# Data supplied
--------------------------------------------------
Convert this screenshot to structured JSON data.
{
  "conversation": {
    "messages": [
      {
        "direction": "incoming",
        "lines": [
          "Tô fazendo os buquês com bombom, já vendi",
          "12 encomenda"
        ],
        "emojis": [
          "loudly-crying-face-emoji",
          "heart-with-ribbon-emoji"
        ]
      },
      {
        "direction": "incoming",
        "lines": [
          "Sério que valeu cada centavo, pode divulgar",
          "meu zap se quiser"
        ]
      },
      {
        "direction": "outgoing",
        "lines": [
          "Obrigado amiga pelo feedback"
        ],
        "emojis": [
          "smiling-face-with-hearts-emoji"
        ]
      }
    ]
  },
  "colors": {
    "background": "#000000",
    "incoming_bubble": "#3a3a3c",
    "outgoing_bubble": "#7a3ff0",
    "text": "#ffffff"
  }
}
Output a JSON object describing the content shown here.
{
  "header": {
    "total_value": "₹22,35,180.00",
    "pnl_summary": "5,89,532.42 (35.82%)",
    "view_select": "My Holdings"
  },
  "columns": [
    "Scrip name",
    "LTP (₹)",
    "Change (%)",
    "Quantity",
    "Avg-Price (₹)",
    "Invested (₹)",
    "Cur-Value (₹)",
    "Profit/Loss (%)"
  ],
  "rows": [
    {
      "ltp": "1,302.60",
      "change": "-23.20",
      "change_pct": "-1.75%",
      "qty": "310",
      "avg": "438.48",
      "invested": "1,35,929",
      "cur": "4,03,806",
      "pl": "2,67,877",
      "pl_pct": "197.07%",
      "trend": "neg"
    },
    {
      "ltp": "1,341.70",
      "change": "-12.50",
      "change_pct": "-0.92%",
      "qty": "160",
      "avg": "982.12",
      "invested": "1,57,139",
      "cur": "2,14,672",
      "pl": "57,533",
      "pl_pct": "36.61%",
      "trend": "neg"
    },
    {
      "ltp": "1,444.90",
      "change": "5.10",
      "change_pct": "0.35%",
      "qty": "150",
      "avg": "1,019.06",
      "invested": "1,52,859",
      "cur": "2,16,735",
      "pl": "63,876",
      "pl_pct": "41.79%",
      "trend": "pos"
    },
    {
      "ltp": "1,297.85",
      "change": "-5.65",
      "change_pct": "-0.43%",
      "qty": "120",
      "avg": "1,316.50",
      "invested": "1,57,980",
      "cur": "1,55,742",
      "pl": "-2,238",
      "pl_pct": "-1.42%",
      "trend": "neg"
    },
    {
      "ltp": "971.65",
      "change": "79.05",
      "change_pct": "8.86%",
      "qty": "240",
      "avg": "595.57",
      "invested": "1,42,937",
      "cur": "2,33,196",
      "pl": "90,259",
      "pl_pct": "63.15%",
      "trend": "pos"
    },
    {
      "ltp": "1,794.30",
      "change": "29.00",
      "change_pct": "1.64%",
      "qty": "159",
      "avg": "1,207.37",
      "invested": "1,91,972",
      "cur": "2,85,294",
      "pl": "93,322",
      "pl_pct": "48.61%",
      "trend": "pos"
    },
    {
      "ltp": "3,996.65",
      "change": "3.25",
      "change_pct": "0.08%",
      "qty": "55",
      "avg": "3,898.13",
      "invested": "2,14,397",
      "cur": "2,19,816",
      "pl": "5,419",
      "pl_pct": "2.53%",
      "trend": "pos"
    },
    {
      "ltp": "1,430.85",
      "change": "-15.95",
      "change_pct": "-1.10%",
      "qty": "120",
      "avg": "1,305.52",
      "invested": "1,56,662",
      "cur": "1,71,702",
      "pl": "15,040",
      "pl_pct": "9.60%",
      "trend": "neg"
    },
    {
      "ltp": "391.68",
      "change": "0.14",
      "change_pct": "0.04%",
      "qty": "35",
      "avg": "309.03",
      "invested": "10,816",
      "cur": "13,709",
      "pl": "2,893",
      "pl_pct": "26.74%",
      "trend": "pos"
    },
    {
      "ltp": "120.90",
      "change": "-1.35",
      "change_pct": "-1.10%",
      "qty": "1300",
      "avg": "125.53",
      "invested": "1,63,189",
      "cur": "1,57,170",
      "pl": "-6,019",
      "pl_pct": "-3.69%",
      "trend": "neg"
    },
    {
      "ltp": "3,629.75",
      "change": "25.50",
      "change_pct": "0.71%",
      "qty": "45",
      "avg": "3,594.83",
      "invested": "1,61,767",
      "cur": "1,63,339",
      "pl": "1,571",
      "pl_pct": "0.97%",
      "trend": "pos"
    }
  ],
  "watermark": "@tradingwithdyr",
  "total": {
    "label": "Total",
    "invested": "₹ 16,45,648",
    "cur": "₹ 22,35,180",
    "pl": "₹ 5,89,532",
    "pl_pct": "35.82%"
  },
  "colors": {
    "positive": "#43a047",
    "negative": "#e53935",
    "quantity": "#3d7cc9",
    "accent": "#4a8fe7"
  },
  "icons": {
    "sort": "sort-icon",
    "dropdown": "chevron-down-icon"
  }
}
--------------------------------------------------
# Written exercise
Copy every record above exactly as it appears.

# Final result
Convert this screenshot to structured JSON data.
{
  "conversation": {
    "messages": [
      {
        "direction": "incoming",
        "lines": [
          "Tô fazendo os buquês com bombom, já vendi",
          "12 encomenda"
        ],
        "emojis": [
          "loudly-crying-face-emoji",
          "heart-with-ribbon-emoji"
        ]
      },
      {
        "direction": "incoming",
        "lines": [
          "Sério que valeu cada centavo, pode divulgar",
          "meu zap se quiser"
        ]
      },
      {
        "direction": "outgoing",
        "lines": [
          "Obrigado amiga pelo feedback"
        ],
        "emojis": [
          "smiling-face-with-hearts-emoji"
        ]
      }
    ]
  },
  "colors": {
    "background": "#000000",
    "incoming_bubble": "#3a3a3c",
    "outgoing_bubble": "#7a3ff0",
    "text": "#ffffff"
  }
}
Output a JSON object describing the content shown here.
{
  "header": {
    "total_value": "₹22,35,180.00",
    "pnl_summary": "5,89,532.42 (35.82%)",
    "view_select": "My Holdings"
  },
  "columns": [
    "Scrip name",
    "LTP (₹)",
    "Change (%)",
    "Quantity",
    "Avg-Price (₹)",
    "Invested (₹)",
    "Cur-Value (₹)",
    "Profit/Loss (%)"
  ],
  "rows": [
    {
      "ltp": "1,302.60",
      "change": "-23.20",
      "change_pct": "-1.75%",
      "qty": "310",
      "avg": "438.48",
      "invested": "1,35,929",
      "cur": "4,03,806",
      "pl": "2,67,877",
      "pl_pct": "197.07%",
      "trend": "neg"
    },
    {
      "ltp": "1,341.70",
      "change": "-12.50",
      "change_pct": "-0.92%",
      "qty": "160",
      "avg": "982.12",
      "invested": "1,57,139",
      "cur": "2,14,672",
      "pl": "57,533",
      "pl_pct": "36.61%",
      "trend": "neg"
    },
    {
      "ltp": "1,444.90",
      "change": "5.10",
      "change_pct": "0.35%",
      "qty": "150",
      "avg": "1,019.06",
      "invested": "1,52,859",
      "cur": "2,16,735",
      "pl": "63,876",
      "pl_pct": "41.79%",
      "trend": "pos"
    },
    {
      "ltp": "1,297.85",
      "change": "-5.65",
      "change_pct": "-0.43%",
      "qty": "120",
      "avg": "1,316.50",
      "invested": "1,57,980",
      "cur": "1,55,742",
      "pl": "-2,238",
      "pl_pct": "-1.42%",
      "trend": "neg"
    },
    {
      "ltp": "971.65",
      "change": "79.05",
      "change_pct": "8.86%",
      "qty": "240",
      "avg": "595.57",
      "invested": "1,42,937",
      "cur": "2,33,196",
      "pl": "90,259",
      "pl_pct": "63.15%",
      "trend": "pos"
    },
    {
      "ltp": "1,794.30",
      "change": "29.00",
      "change_pct": "1.64%",
      "qty": "159",
      "avg": "1,207.37",
      "invested": "1,91,972",
      "cur": "2,85,294",
      "pl": "93,322",
      "pl_pct": "48.61%",
      "trend": "pos"
    },
    {
      "ltp": "3,996.65",
      "change": "3.25",
      "change_pct": "0.08%",
      "qty": "55",
      "avg": "3,898.13",
      "invested": "2,14,397",
      "cur": "2,19,816",
      "pl": "5,419",
      "pl_pct": "2.53%",
      "trend": "pos"
    },
    {
      "ltp": "1,430.85",
      "change": "-15.95",
      "change_pct": "-1.10%",
      "qty": "120",
      "avg": "1,305.52",
      "invested": "1,56,662",
      "cur": "1,71,702",
      "pl": "15,040",
      "pl_pct": "9.60%",
      "trend": "neg"
    },
    {
      "ltp": "391.68",
      "change": "0.14",
      "change_pct": "0.04%",
      "qty": "35",
      "avg": "309.03",
      "invested": "10,816",
      "cur": "13,709",
      "pl": "2,893",
      "pl_pct": "26.74%",
      "trend": "pos"
    },
    {
      "ltp": "120.90",
      "change": "-1.35",
      "change_pct": "-1.10%",
      "qty": "1300",
      "avg": "125.53",
      "invested": "1,63,189",
      "cur": "1,57,170",
      "pl": "-6,019",
      "pl_pct": "-3.69%",
      "trend": "neg"
    },
    {
      "ltp": "3,629.75",
      "change": "25.50",
      "change_pct": "0.71%",
      "qty": "45",
      "avg": "3,594.83",
      "invested": "1,61,767",
      "cur": "1,63,339",
      "pl": "1,571",
      "pl_pct": "0.97%",
      "trend": "pos"
    }
  ],
  "watermark": "@tradingwithdyr",
  "total": {
    "label": "Total",
    "invested": "₹ 16,45,648",
    "cur": "₹ 22,35,180",
    "pl": "₹ 5,89,532",
    "pl_pct": "35.82%"
  },
  "colors": {
    "positive": "#43a047",
    "negative": "#e53935",
    "quantity": "#3d7cc9",
    "accent": "#4a8fe7"
  },
  "icons": {
    "sort": "sort-icon",
    "dropdown": "chevron-down-icon"
  }
}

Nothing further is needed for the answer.